> **Required task**:
Look through the listing below and report how many lines contain "učenými", as a bare number.

━━━━

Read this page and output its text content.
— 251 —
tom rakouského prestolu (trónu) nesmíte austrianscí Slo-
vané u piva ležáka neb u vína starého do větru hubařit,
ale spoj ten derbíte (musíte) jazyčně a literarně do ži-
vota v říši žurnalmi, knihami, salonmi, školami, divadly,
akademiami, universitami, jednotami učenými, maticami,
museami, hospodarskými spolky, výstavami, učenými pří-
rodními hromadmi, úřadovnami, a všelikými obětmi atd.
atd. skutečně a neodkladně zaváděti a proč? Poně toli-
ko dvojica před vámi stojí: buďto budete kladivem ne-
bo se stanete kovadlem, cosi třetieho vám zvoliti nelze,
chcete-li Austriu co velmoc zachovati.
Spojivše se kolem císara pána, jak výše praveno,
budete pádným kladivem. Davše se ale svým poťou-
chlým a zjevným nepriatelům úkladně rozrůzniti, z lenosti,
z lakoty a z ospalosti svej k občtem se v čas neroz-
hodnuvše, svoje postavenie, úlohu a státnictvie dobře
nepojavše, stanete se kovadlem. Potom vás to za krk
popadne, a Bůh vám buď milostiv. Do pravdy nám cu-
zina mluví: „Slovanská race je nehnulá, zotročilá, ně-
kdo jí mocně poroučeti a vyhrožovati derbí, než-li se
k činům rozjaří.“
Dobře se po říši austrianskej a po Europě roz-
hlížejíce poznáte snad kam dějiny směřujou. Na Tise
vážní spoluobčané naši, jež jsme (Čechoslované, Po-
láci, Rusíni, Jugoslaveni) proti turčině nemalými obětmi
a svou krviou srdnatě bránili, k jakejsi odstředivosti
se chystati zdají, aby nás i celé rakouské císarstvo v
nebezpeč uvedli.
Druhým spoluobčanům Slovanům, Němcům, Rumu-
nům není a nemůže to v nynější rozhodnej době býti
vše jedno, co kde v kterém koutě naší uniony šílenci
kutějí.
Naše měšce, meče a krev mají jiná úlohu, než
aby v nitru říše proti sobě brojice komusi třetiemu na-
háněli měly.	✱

━━━━

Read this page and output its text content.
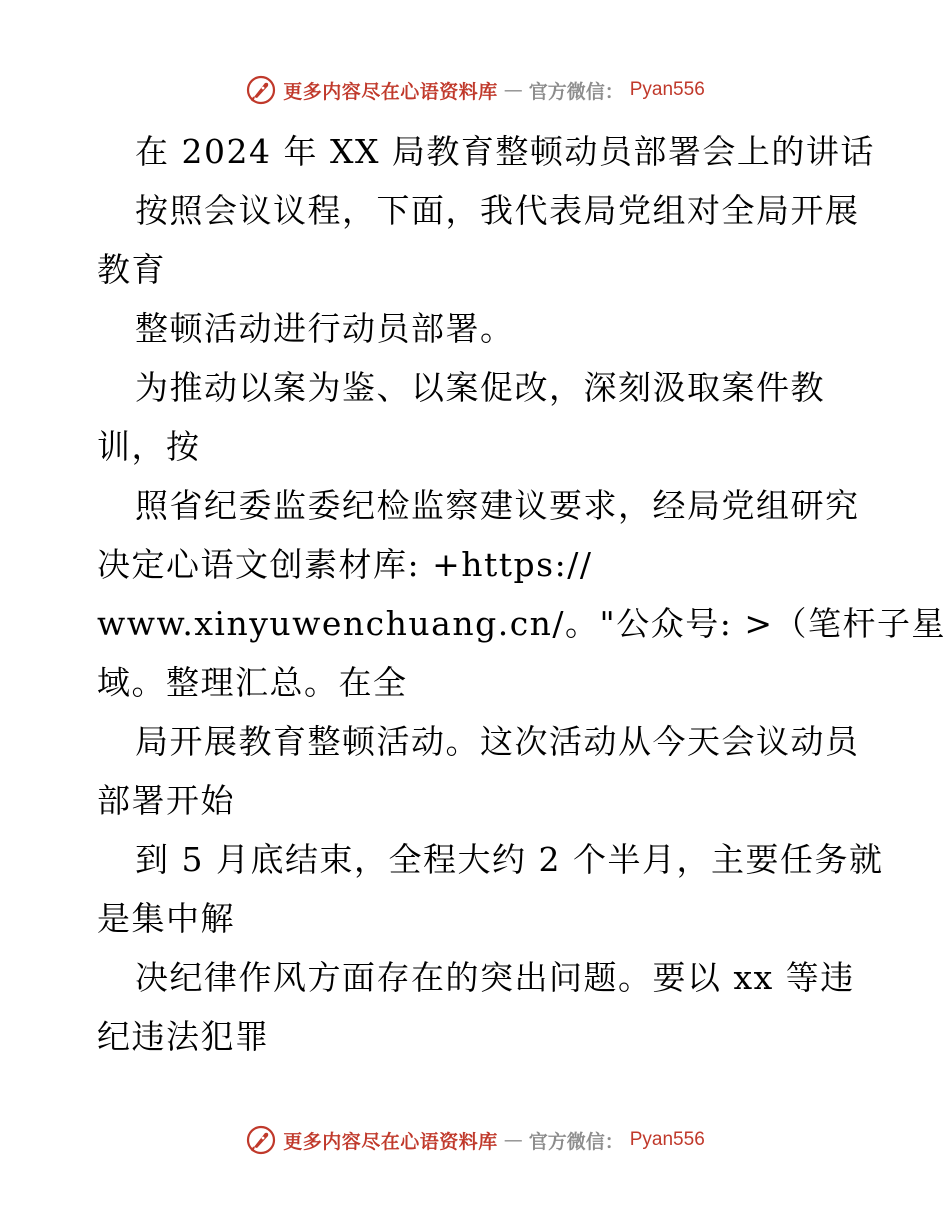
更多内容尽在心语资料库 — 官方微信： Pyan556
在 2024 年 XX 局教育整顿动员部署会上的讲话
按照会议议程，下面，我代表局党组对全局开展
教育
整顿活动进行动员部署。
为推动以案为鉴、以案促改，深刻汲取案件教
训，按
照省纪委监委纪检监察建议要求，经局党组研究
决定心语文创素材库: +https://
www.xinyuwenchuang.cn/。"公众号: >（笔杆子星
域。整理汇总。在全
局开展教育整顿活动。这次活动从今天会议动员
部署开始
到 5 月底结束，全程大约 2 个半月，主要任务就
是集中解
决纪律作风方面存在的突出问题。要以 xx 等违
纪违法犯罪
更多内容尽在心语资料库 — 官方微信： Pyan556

━━━━

> **Reply to the task**:
2